-- What needs to be done --
Identify and reproduce every line holding the string "текста".

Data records
────────────────

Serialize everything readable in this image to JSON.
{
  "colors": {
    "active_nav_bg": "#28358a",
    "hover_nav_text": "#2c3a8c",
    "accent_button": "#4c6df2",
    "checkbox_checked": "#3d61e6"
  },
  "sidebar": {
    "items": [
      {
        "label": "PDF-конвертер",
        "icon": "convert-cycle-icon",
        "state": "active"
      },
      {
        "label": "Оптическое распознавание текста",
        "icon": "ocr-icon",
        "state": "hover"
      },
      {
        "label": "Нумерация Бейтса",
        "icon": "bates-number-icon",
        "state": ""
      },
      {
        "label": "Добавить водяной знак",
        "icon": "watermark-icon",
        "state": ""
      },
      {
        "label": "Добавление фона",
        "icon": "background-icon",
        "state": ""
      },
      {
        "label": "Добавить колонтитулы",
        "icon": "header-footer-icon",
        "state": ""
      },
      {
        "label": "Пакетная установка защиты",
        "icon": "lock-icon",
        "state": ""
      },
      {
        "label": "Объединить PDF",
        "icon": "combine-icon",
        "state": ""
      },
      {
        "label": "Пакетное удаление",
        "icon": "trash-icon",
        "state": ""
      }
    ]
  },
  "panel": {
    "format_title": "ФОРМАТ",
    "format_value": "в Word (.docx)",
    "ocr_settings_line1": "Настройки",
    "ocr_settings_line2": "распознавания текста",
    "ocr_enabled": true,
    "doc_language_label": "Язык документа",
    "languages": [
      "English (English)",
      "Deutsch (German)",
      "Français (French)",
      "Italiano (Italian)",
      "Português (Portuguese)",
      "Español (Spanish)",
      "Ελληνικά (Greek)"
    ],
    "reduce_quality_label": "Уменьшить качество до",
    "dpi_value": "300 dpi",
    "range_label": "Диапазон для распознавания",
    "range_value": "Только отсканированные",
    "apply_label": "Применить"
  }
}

────────────────

-- Solution to this problem --
        "label": "Оптическое распознавание текста",
    "ocr_settings_line2": "распознавания текста",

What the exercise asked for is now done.